WHAT TO WORK ON
Below is a set of entries. Reproduce exactly the lines from the one containing "Transcribe the text in this document." through the end, both included.

PROVIDED RECORDS
************
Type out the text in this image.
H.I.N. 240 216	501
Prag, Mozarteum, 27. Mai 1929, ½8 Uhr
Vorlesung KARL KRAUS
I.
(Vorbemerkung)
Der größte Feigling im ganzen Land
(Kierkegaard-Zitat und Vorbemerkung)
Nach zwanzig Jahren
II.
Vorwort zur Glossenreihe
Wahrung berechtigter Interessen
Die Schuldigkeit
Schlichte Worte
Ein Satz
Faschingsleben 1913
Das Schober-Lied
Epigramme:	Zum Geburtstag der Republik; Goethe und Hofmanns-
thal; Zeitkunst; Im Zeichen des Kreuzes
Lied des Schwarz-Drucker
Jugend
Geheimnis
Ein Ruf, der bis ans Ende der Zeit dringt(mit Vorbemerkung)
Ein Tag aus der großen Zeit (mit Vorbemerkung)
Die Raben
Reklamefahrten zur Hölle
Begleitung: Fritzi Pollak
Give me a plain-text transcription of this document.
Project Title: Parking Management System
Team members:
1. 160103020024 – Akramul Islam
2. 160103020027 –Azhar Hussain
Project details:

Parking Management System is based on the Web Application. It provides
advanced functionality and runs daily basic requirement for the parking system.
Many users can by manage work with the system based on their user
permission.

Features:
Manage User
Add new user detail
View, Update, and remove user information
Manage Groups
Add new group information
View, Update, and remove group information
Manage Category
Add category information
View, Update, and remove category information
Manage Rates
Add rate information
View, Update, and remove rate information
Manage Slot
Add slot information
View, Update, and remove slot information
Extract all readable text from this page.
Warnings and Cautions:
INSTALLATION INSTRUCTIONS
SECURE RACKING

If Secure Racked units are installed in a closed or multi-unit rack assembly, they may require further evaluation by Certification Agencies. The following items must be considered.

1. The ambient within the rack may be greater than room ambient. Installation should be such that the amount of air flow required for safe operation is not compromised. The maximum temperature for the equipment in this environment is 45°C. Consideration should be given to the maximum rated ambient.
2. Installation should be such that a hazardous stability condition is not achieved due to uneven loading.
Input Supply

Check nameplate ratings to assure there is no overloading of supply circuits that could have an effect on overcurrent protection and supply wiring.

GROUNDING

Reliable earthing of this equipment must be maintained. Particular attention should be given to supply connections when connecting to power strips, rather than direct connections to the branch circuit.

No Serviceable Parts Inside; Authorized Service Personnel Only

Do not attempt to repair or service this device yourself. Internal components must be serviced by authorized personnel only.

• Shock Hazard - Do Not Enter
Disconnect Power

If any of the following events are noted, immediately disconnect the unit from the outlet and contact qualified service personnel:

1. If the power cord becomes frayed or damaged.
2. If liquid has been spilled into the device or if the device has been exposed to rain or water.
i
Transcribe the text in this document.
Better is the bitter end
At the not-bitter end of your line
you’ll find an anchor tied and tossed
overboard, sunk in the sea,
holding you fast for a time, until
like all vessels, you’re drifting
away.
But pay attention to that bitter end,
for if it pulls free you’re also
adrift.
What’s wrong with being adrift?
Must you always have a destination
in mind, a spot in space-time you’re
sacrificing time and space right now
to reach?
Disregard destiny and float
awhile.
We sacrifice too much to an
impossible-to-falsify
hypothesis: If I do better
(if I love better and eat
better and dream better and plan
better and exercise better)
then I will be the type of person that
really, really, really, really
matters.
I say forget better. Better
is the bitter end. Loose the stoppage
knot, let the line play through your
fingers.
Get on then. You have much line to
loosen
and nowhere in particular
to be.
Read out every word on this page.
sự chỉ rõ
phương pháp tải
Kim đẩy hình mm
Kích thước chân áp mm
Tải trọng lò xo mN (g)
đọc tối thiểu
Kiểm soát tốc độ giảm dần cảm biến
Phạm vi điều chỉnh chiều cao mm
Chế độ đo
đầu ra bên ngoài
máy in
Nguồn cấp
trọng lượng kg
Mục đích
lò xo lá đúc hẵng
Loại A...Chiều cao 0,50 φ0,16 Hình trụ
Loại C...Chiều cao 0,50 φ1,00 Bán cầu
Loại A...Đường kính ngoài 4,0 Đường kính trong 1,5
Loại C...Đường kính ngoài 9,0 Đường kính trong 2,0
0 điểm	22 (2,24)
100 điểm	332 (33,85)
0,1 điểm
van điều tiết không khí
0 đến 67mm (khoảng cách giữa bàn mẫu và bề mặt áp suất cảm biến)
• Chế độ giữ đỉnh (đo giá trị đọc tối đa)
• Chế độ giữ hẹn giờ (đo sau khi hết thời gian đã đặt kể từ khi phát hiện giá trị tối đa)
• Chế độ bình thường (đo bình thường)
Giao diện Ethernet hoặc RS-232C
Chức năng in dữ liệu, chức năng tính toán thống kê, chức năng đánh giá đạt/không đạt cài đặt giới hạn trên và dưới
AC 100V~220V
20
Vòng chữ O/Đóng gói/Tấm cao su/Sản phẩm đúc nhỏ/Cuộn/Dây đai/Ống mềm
************
THE REPLY
Transcribe the text in this document.
Better is the bitter end
At the not-bitter end of your line
you’ll find an anchor tied and tossed
overboard, sunk in the sea,
holding you fast for a time, until
like all vessels, you’re drifting
away.
But pay attention to that bitter end,
for if it pulls free you’re also
adrift.
What’s wrong with being adrift?
Must you always have a destination
in mind, a spot in space-time you’re
sacrificing time and space right now
to reach?
Disregard destiny and float
awhile.
We sacrifice too much to an
impossible-to-falsify
hypothesis: If I do better
(if I love better and eat
better and dream better and plan
better and exercise better)
then I will be the type of person that
really, really, really, really
matters.
I say forget better. Better
is the bitter end. Loose the stoppage
knot, let the line play through your
fingers.
Get on then. You have much line to
loosen
and nowhere in particular
to be.
Read out every word on this page.
sự chỉ rõ
phương pháp tải
Kim đẩy hình mm
Kích thước chân áp mm
Tải trọng lò xo mN (g)
đọc tối thiểu
Kiểm soát tốc độ giảm dần cảm biến
Phạm vi điều chỉnh chiều cao mm
Chế độ đo
đầu ra bên ngoài
máy in
Nguồn cấp
trọng lượng kg
Mục đích
lò xo lá đúc hẵng
Loại A...Chiều cao 0,50 φ0,16 Hình trụ
Loại C...Chiều cao 0,50 φ1,00 Bán cầu
Loại A...Đường kính ngoài 4,0 Đường kính trong 1,5
Loại C...Đường kính ngoài 9,0 Đường kính trong 2,0
0 điểm	22 (2,24)
100 điểm	332 (33,85)
0,1 điểm
van điều tiết không khí
0 đến 67mm (khoảng cách giữa bàn mẫu và bề mặt áp suất cảm biến)
• Chế độ giữ đỉnh (đo giá trị đọc tối đa)
• Chế độ giữ hẹn giờ (đo sau khi hết thời gian đã đặt kể từ khi phát hiện giá trị tối đa)
• Chế độ bình thường (đo bình thường)
Giao diện Ethernet hoặc RS-232C
Chức năng in dữ liệu, chức năng tính toán thống kê, chức năng đánh giá đạt/không đạt cài đặt giới hạn trên và dưới
AC 100V~220V
20
Vòng chữ O/Đóng gói/Tấm cao su/Sản phẩm đúc nhỏ/Cuộn/Dây đai/Ống mềm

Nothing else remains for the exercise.